***** TEXT PASSAGE *****
Sunday, February 09, 2014

A Book Club Movable Feast

I wanted to attend this event last year and wasn't able to go. As soon as I got the email from Bookmarks, I bought tickets.

There were 20 authors and each started at one of 20 tables. Every 10 minutes a bell would ring and the author would get up and move to another table. Each table hosted 8 authors. After the "speed dating" portion of the event was over, you could find authors for additional chats or get your books signed.

I arrived early as I wanted to make sure I got a good author table. I quickly scanned the complete list of authors and the books that were being sold at the event. I grabbed my card and headed to the book table.

Some of you know how I am when I get around books. I love the look of books, the feel of books and the smell of books. I have to touch each book. I was only planning on purchasing one book (#2 from the below list), but in picking up each of them and reading the description, well, I ended up purchasing 5 (plus a tote bag). Proceeds go to Bookmarks, so it's a win-win situation. Here are the books I purchased (and in the order I picked them up):

  1. Return to Tradd Street
  2. And We Stay
  3. Good In A Crisis
  4. there was an old woman
  5. Starter House
I came back to my table and enjoyed the light finger food refreshments being served. Three ladies at my table were from West Jefferson and volunteer frequently at Ashe County's Literary Festival. Two other ladies were from Waxhaw, NC and volunteer at Waxhaw Reading Room, a non-profit used book store. Many of these ladies were teachers and librarians. Initially I felt out of place. Lil 'ol me...I'm simply a lover of books. But then I realized they were as well, even if some made a profession of it.

At 3pm on the nose, the event began. Here's a list of the authors hosted at my table and my thoughts.

  1. Jenny Hubbard (And We Stay) - She's a local author living in Salisbury. And We Stay is her second book. She has draft manuscripts in her closet for the book that are as tall as her hip. The reason: she wrote the book using several different points of views before settling on the published version. She was a teacher at an all boys school, and has taught English and Drama. She's on the board at Lee Street Theatre and works with the St. Thomas Players. She's written a play, OrnaMENTAL, that was produced by the St. Thomas Players.
*****
* **GOALS**
a: In the blog post about the book club event, how often did a bell ring to move the authors?
b: Sum up the blog post about the book club event in two sentences.
c: Rewrite the blog post about the book club event from "A Book Club" to "the book table.", changing "bell" to "chime".
***** RECORDS SUPPLIED *****
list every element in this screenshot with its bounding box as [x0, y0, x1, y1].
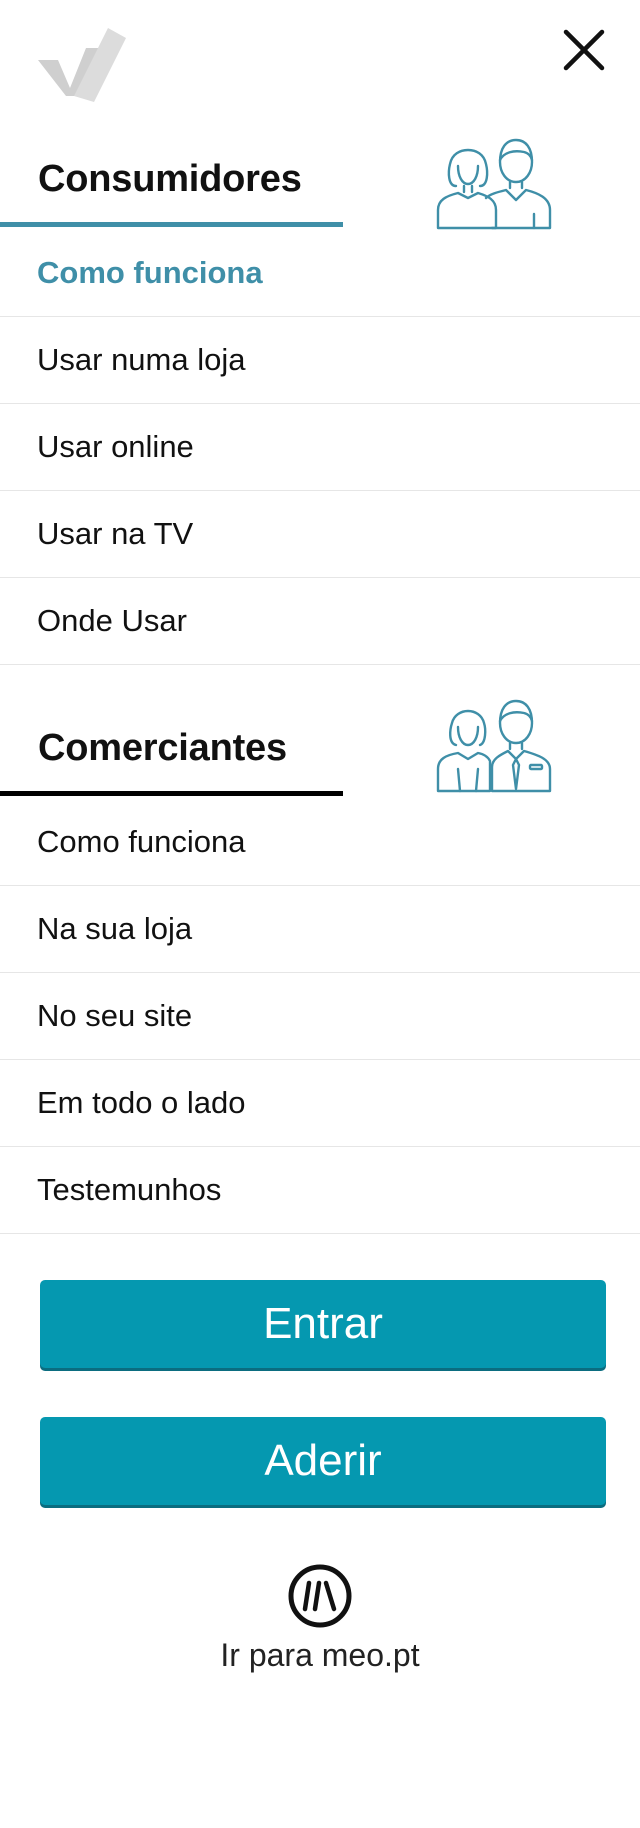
*****
***** RECORDS SUPPLIED *****
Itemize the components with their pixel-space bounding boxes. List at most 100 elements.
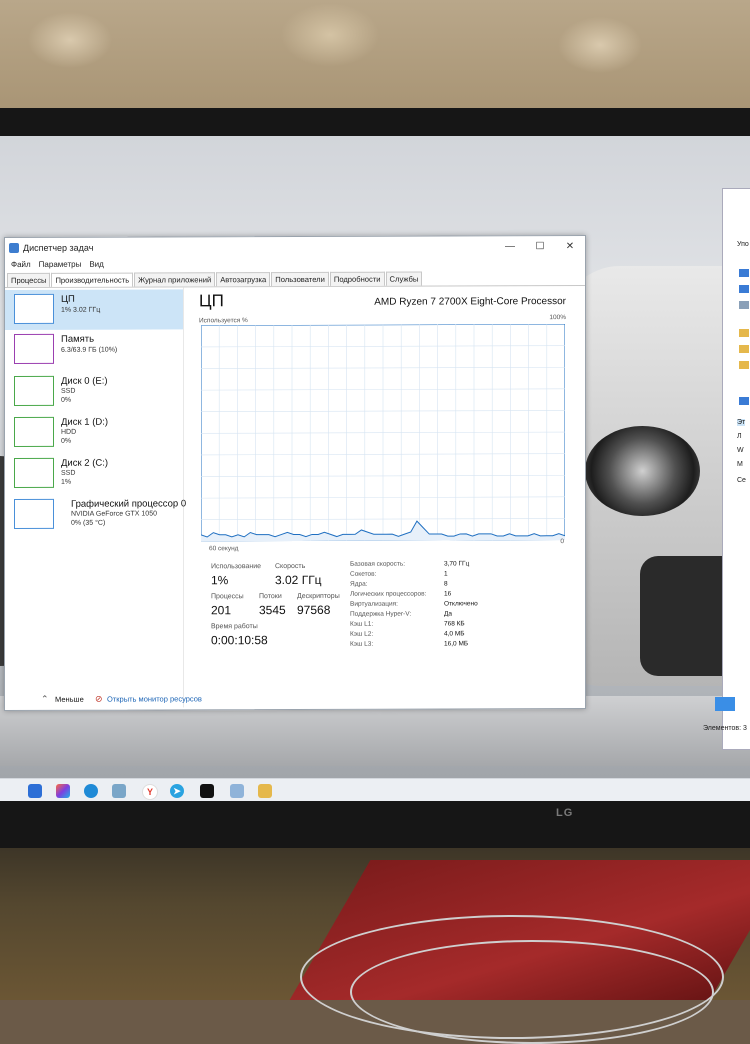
*****
* **SET OF ANSWERS**
a: Every 10 minutes.

b: The writer bought tickets to A Book Club Movable Feast, where 20 authors rotated among tables every 10 minutes, and ended up buying five books and a tote bag from the book table instead of the one planned. The writer's tablemates included volunteers from West Jefferson and Waxhaw, many of them teachers and librarians, and the first author to host the table was Jenny Hubbard, a Salisbury author whose second book is And We Stay.

c:
A Book Club Movable Feast

I wanted to attend this event last year and wasn't able to go. As soon as I got the email from Bookmarks, I bought tickets.

There were 20 authors and each started at one of 20 tables. Every 10 minutes a chime would ring and the author would get up and move to another table. Each table hosted 8 authors. After the "speed dating" portion of the event was over, you could find authors for additional chats or get your books signed.

I arrived early as I wanted to make sure I got a good author table. I quickly scanned the complete list of authors and the books that were being sold at the event. I grabbed my card and headed to the book table.